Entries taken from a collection

● ● ●

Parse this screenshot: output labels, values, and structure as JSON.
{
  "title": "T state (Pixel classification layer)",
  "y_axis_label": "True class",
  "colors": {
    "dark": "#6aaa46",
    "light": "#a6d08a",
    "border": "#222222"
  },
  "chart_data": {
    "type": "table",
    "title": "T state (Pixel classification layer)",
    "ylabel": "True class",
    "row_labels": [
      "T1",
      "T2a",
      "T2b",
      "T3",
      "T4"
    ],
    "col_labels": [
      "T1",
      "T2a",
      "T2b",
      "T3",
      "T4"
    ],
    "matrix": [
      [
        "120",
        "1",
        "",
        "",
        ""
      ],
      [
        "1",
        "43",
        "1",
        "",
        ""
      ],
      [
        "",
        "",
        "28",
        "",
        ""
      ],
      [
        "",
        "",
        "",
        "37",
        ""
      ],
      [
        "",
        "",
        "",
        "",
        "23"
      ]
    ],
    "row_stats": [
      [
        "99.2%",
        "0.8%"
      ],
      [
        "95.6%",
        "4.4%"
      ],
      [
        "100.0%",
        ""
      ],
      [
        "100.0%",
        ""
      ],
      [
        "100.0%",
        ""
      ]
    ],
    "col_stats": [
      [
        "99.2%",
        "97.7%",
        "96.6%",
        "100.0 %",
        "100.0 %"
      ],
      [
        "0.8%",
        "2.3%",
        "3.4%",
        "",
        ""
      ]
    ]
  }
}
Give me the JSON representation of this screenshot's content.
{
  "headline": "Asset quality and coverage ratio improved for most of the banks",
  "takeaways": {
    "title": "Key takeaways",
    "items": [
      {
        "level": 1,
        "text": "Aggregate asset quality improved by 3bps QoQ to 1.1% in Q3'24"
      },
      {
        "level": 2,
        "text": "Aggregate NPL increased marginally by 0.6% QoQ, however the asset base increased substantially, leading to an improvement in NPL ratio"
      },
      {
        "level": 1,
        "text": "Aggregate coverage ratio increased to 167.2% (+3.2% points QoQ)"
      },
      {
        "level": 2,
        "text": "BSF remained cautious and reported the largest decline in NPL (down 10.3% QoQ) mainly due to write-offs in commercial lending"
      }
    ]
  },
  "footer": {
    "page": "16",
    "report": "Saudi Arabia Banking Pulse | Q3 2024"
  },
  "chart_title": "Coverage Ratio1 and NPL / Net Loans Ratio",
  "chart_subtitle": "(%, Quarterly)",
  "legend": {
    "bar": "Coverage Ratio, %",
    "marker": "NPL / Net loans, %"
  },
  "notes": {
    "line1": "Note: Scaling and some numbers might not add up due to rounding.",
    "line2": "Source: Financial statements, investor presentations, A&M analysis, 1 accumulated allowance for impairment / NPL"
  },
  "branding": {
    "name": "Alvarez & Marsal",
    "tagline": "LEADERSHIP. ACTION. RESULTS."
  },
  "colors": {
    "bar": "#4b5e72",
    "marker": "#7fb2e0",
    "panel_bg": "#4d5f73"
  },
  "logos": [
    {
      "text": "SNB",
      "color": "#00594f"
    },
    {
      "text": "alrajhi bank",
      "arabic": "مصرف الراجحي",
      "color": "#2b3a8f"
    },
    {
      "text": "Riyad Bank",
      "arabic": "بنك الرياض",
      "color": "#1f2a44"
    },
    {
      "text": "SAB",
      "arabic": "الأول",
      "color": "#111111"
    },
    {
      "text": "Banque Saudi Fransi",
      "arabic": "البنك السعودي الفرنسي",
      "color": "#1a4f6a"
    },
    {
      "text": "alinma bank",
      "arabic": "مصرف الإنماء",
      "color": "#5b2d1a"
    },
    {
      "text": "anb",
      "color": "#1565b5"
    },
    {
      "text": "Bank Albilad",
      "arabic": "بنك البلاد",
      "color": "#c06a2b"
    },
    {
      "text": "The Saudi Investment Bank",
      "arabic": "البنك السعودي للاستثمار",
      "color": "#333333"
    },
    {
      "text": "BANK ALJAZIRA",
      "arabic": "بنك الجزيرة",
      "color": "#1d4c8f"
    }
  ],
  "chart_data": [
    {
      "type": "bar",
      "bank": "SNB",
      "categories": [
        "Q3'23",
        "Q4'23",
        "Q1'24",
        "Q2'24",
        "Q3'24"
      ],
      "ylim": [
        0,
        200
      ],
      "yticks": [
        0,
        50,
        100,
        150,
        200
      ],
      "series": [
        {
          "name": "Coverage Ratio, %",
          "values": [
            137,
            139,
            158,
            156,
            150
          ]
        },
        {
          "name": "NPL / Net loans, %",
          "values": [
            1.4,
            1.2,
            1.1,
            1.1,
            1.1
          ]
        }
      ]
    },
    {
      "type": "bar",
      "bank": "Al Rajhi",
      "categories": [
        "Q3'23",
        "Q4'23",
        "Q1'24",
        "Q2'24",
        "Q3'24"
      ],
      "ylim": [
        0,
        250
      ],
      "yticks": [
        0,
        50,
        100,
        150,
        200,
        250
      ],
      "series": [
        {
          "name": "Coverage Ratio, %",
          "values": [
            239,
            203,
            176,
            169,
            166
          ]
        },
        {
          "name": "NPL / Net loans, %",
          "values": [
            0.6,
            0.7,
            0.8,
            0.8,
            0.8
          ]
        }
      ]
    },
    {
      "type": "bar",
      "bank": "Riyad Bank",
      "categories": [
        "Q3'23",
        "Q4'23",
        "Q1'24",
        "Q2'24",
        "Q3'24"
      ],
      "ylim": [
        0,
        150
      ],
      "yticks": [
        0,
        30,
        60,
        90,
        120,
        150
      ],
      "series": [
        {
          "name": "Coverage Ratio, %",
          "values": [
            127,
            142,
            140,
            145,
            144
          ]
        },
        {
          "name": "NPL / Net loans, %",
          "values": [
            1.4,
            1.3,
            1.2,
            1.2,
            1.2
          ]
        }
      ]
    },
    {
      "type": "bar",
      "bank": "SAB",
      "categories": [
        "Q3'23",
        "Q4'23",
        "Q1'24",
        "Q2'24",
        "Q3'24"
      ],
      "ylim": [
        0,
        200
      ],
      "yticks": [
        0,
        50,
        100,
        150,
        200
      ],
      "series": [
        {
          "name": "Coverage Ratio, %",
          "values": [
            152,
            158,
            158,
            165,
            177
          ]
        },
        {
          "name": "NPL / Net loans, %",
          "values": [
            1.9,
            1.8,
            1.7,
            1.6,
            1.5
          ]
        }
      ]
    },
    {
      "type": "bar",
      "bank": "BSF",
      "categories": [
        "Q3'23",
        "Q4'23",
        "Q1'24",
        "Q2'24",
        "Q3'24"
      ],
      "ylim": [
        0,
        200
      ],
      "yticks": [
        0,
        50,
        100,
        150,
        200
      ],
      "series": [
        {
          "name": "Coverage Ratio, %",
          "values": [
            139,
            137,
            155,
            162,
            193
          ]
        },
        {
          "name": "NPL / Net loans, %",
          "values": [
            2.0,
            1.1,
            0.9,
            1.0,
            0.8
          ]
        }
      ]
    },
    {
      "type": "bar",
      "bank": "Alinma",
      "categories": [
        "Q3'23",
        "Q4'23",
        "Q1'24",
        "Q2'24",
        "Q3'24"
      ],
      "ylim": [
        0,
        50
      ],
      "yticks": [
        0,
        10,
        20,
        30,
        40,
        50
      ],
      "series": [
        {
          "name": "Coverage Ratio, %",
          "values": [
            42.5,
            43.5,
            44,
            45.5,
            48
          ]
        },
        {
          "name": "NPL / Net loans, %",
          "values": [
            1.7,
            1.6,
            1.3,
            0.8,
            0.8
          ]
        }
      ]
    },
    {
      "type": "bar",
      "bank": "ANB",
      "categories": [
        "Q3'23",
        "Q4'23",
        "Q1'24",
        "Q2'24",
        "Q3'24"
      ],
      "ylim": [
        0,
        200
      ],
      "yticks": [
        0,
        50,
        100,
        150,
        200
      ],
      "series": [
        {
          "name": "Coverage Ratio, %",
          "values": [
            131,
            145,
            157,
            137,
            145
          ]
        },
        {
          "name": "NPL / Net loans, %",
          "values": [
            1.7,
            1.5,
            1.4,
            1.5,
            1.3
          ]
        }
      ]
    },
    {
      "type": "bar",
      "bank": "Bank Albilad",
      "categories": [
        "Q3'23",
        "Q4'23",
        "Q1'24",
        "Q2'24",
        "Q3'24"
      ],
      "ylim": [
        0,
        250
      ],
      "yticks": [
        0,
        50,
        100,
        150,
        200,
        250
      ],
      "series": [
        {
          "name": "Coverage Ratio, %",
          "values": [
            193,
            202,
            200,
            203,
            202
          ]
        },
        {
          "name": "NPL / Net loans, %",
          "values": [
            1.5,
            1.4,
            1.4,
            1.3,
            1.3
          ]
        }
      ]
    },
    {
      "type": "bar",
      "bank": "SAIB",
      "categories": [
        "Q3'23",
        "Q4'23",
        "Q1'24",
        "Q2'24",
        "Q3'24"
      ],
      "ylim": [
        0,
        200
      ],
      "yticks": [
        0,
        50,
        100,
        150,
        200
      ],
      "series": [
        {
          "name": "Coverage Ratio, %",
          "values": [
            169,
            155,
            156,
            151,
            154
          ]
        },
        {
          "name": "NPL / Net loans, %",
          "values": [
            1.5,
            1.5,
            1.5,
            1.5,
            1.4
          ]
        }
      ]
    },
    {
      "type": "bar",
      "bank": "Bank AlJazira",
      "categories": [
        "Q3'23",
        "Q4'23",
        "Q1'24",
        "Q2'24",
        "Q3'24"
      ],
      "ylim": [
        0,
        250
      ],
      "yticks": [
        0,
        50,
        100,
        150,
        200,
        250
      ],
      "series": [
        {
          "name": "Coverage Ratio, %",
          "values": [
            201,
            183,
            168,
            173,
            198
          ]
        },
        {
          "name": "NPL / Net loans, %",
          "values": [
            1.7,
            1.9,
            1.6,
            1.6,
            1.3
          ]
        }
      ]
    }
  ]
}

● ● ●

__Written problem__
Only a number is wanted here: how many lines in the data above include the string "Albilad"?

__Output for this exercise__
2